Begin PROVIDED RECORDS

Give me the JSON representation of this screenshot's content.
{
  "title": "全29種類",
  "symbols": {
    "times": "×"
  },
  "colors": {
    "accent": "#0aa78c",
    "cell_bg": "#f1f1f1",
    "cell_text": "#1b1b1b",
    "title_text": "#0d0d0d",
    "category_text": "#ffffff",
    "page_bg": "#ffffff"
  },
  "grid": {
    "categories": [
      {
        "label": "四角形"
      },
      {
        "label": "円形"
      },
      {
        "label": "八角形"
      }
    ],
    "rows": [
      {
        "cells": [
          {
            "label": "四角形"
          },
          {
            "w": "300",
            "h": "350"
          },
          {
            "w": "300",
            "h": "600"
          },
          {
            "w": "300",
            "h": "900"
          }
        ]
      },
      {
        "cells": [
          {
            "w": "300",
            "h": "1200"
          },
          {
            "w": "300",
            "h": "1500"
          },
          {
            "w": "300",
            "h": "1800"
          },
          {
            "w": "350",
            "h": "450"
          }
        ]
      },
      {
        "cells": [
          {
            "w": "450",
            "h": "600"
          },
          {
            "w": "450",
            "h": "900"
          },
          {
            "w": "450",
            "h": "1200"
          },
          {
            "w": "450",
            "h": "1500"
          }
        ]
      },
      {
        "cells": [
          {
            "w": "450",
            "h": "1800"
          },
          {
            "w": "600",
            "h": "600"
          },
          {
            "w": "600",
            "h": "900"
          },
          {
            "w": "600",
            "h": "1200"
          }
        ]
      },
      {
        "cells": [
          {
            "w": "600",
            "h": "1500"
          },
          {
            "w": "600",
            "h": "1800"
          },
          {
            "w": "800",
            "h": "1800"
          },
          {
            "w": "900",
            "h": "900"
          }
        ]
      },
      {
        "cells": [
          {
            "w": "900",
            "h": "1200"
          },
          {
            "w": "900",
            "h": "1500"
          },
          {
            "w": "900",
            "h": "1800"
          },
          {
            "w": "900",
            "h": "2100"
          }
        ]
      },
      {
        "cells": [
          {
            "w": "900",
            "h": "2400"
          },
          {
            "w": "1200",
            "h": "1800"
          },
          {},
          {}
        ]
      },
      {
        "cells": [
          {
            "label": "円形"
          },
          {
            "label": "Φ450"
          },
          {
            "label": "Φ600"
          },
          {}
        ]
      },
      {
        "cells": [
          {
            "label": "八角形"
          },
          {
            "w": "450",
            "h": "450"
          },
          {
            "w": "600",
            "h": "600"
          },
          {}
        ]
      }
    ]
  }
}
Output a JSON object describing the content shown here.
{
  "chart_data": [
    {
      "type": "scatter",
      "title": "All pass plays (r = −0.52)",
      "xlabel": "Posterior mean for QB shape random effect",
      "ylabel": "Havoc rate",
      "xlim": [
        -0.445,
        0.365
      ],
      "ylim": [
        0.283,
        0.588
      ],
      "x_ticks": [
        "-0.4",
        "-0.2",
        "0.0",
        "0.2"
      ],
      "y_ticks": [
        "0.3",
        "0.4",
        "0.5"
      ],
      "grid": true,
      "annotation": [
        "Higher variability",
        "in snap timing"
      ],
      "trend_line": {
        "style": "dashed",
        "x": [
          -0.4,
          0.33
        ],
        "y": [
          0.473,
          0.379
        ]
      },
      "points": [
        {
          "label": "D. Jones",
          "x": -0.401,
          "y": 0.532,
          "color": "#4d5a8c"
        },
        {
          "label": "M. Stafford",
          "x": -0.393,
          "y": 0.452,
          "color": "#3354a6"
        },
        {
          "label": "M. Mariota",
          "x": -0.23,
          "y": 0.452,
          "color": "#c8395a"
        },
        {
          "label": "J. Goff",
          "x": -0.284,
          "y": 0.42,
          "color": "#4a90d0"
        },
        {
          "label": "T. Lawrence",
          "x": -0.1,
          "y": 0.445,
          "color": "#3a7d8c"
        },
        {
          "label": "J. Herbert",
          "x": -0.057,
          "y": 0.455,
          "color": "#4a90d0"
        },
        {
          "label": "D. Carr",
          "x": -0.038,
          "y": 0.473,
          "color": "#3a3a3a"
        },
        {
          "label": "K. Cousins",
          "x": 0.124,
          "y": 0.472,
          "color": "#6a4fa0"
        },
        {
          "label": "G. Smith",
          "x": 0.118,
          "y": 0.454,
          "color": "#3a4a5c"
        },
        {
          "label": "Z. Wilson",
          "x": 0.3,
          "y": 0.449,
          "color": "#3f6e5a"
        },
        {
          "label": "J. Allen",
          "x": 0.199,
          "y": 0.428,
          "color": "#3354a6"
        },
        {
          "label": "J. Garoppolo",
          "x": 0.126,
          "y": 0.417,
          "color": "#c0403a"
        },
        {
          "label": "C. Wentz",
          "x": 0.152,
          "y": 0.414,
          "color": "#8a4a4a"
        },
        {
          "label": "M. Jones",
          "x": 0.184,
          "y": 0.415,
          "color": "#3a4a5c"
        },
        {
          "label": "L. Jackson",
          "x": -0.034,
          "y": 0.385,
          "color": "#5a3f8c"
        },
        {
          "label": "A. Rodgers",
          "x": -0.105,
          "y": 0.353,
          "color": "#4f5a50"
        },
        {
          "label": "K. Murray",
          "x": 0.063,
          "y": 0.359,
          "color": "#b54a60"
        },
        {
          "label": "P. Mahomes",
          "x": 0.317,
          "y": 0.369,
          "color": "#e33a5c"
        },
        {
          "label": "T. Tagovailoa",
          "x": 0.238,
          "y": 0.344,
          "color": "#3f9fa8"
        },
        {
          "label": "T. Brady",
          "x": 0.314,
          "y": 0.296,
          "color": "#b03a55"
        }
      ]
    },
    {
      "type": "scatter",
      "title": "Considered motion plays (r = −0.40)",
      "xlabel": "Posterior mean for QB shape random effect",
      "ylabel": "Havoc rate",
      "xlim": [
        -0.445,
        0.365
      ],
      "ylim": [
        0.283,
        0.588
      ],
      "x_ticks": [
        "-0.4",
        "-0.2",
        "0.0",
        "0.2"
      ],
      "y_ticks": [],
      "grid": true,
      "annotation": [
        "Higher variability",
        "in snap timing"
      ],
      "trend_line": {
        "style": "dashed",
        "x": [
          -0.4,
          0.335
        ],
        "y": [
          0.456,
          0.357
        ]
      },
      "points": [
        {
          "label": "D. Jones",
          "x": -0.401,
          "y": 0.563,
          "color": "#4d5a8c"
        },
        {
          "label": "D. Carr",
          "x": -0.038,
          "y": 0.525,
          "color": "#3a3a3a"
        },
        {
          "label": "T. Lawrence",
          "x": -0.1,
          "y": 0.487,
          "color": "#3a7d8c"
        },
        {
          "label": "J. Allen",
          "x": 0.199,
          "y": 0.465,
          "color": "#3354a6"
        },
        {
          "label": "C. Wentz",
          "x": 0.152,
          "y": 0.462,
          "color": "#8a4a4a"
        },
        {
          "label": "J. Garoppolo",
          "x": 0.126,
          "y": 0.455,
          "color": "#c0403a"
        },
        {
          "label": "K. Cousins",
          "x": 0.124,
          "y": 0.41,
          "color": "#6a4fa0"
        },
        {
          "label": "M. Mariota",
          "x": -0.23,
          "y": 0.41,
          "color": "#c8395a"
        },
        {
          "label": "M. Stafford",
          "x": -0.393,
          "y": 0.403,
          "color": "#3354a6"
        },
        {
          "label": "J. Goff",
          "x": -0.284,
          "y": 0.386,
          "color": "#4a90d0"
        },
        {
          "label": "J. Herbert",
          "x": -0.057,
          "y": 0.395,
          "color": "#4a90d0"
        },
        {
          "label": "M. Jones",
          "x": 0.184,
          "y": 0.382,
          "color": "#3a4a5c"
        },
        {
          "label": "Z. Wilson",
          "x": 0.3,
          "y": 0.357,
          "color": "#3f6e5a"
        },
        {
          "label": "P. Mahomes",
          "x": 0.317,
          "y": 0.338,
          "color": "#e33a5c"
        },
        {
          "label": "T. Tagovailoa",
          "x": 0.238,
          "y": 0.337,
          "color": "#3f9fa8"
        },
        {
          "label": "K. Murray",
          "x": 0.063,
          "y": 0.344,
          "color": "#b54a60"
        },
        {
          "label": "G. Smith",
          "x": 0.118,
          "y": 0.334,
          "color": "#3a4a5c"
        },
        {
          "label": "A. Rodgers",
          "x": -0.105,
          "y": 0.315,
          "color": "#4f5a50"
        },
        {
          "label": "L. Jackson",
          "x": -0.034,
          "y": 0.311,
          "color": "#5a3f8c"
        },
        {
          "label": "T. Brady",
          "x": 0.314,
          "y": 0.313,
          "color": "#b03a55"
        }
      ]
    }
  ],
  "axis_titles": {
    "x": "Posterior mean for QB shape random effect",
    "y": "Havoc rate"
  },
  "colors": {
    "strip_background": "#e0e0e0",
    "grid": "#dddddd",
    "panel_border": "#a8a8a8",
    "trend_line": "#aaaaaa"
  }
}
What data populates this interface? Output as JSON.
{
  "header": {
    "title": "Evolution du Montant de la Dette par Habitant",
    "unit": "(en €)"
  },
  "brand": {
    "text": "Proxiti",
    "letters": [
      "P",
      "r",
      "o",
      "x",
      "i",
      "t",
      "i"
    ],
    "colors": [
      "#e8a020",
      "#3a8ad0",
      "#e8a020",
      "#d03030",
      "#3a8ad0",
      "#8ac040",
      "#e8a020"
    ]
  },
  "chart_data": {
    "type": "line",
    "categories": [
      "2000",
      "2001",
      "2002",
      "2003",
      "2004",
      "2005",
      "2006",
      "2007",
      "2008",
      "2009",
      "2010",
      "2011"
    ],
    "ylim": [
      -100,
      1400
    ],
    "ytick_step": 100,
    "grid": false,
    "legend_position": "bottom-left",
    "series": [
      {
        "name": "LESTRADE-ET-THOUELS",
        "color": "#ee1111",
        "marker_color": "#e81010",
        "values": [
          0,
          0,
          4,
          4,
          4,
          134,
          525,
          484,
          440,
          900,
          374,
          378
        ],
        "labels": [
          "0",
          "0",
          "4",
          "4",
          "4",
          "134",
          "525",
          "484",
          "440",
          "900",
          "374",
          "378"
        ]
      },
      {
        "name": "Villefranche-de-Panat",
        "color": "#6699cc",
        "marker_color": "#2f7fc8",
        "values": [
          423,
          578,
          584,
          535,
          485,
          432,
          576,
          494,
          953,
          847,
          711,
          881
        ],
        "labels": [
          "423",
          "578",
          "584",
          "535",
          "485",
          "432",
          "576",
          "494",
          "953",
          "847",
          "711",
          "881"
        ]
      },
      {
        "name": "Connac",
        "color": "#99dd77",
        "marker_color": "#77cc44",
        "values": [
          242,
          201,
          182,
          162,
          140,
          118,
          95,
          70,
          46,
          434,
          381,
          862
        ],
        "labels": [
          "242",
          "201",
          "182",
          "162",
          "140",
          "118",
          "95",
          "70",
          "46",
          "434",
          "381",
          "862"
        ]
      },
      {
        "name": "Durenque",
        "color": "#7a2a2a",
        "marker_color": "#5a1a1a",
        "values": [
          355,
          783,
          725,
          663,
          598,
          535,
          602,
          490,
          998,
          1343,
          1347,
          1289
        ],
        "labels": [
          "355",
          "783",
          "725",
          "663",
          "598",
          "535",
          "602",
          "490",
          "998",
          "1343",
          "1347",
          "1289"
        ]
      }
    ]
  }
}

End PROVIDED RECORDS

Using the listing above, list every line in which the string "this" occurs.

• SOLUTION BELOW:
Give me the JSON representation of this screenshot's content.
What data populates this interface? Output as JSON.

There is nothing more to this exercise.